§ STATED TASK
Transcribe the lines below exactly, beginning with the line that holds "Output a JSON" and ending with the final line, both included. Pictures are to be left out.

┏━━

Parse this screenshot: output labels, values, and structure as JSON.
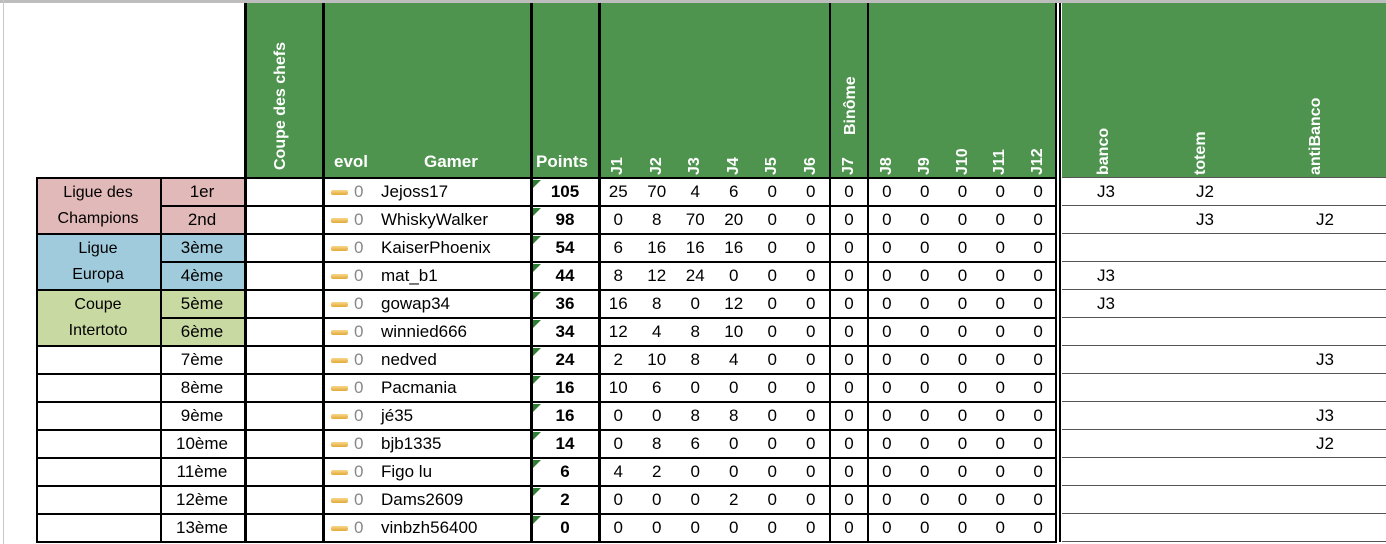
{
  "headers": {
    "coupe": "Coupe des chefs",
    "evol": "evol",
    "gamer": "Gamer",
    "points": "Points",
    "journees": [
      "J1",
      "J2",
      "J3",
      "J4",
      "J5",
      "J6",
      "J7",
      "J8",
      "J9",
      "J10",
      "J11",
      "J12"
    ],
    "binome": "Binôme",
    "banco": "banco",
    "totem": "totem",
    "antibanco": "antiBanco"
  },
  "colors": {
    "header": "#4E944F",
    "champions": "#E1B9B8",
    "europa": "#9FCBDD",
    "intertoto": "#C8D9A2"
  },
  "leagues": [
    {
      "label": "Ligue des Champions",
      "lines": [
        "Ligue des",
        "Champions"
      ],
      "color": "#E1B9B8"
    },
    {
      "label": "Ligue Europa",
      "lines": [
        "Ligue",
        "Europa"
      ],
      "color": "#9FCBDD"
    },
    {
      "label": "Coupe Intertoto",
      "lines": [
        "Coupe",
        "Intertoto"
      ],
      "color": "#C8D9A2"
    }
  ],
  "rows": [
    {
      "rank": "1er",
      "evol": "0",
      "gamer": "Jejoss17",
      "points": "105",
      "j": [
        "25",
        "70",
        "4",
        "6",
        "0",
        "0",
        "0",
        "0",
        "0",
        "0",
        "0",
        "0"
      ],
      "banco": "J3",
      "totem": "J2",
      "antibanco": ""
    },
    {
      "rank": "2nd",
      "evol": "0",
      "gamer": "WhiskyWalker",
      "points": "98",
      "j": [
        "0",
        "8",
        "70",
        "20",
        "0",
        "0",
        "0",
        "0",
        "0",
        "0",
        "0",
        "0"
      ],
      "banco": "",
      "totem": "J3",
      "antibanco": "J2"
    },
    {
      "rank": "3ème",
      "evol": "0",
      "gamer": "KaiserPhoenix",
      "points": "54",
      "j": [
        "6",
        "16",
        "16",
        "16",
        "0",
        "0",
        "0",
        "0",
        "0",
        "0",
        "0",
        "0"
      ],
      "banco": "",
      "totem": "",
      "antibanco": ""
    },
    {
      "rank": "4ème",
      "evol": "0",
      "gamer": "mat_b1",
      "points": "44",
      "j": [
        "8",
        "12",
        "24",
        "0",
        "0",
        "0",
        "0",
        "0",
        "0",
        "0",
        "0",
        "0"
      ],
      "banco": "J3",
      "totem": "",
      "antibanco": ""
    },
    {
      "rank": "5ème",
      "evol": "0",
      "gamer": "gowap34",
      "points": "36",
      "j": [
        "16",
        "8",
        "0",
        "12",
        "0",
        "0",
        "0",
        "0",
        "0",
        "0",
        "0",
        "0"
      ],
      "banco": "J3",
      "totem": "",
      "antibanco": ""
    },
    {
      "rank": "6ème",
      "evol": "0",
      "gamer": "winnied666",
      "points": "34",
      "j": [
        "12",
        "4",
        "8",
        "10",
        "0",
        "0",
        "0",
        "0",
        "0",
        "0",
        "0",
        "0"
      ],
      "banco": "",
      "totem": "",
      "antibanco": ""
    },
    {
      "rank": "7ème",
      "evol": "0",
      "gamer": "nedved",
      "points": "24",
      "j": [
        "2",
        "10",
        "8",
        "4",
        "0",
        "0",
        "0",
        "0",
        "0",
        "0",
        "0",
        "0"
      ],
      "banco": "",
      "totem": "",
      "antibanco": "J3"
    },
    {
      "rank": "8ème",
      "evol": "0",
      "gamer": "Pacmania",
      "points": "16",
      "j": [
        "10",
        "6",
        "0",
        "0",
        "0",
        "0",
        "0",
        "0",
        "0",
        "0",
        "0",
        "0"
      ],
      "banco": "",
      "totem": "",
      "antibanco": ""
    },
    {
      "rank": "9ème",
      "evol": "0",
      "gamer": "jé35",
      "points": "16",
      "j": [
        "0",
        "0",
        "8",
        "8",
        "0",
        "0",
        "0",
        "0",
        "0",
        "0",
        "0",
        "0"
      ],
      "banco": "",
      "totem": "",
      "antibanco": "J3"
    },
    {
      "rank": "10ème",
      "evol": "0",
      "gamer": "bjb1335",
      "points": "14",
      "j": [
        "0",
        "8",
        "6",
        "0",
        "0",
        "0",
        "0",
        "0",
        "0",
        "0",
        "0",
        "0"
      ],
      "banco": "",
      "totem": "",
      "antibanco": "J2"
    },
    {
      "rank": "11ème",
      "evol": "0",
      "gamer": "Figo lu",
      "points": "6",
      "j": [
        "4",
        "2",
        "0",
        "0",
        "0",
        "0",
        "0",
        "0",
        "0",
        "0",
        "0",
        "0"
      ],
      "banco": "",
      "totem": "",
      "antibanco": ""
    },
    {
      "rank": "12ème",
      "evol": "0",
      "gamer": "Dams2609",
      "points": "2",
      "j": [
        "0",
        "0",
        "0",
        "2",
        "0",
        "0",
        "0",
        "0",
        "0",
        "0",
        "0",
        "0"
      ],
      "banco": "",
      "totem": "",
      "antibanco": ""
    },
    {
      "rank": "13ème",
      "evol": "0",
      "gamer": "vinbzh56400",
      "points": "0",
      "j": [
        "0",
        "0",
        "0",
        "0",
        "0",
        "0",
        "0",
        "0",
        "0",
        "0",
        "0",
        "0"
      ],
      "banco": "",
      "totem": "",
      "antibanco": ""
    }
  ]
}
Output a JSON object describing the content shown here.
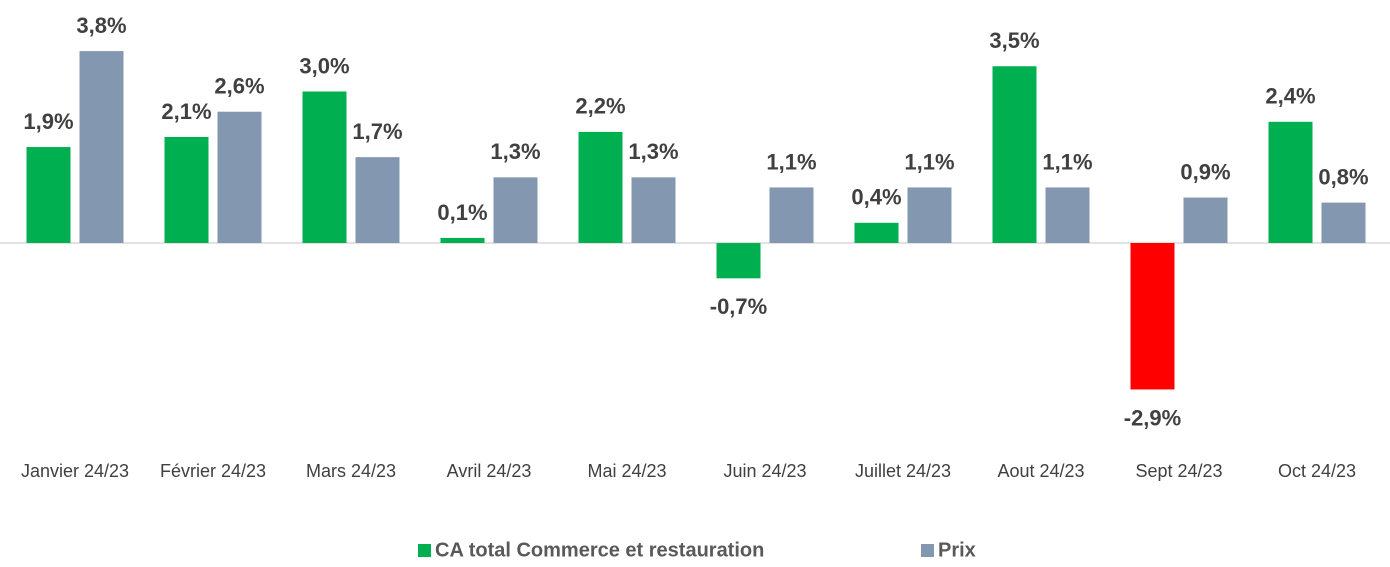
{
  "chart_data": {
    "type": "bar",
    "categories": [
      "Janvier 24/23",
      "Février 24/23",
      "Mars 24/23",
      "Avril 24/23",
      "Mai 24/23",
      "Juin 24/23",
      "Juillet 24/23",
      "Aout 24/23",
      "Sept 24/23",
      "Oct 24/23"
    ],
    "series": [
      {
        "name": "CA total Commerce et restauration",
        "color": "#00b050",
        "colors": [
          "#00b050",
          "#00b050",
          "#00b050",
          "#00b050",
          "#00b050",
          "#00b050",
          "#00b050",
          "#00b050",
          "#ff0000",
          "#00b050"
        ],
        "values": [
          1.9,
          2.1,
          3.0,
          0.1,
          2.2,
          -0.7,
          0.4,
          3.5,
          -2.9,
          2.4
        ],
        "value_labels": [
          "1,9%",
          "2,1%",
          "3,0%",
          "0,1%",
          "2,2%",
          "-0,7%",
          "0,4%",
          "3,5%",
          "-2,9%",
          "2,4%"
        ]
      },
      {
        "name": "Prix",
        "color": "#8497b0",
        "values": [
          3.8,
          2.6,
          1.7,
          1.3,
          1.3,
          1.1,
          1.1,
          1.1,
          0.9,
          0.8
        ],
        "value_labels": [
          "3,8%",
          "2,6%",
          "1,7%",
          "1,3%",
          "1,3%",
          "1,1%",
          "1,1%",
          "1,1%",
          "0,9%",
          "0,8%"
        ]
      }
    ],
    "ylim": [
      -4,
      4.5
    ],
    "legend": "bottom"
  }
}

┗━━

§ RESPONSE
Output a JSON object describing the content shown here.
{
  "chart_data": {
    "type": "bar",
    "categories": [
      "Janvier 24/23",
      "Février 24/23",
      "Mars 24/23",
      "Avril 24/23",
      "Mai 24/23",
      "Juin 24/23",
      "Juillet 24/23",
      "Aout 24/23",
      "Sept 24/23",
      "Oct 24/23"
    ],
    "series": [
      {
        "name": "CA total Commerce et restauration",
        "color": "#00b050",
        "colors": [
          "#00b050",
          "#00b050",
          "#00b050",
          "#00b050",
          "#00b050",
          "#00b050",
          "#00b050",
          "#00b050",
          "#ff0000",
          "#00b050"
        ],
        "values": [
          1.9,
          2.1,
          3.0,
          0.1,
          2.2,
          -0.7,
          0.4,
          3.5,
          -2.9,
          2.4
        ],
        "value_labels": [
          "1,9%",
          "2,1%",
          "3,0%",
          "0,1%",
          "2,2%",
          "-0,7%",
          "0,4%",
          "3,5%",
          "-2,9%",
          "2,4%"
        ]
      },
      {
        "name": "Prix",
        "color": "#8497b0",
        "values": [
          3.8,
          2.6,
          1.7,
          1.3,
          1.3,
          1.1,
          1.1,
          1.1,
          0.9,
          0.8
        ],
        "value_labels": [
          "3,8%",
          "2,6%",
          "1,7%",
          "1,3%",
          "1,3%",
          "1,1%",
          "1,1%",
          "1,1%",
          "0,9%",
          "0,8%"
        ]
      }
    ],
    "ylim": [
      -4,
      4.5
    ],
    "legend": "bottom"
  }
}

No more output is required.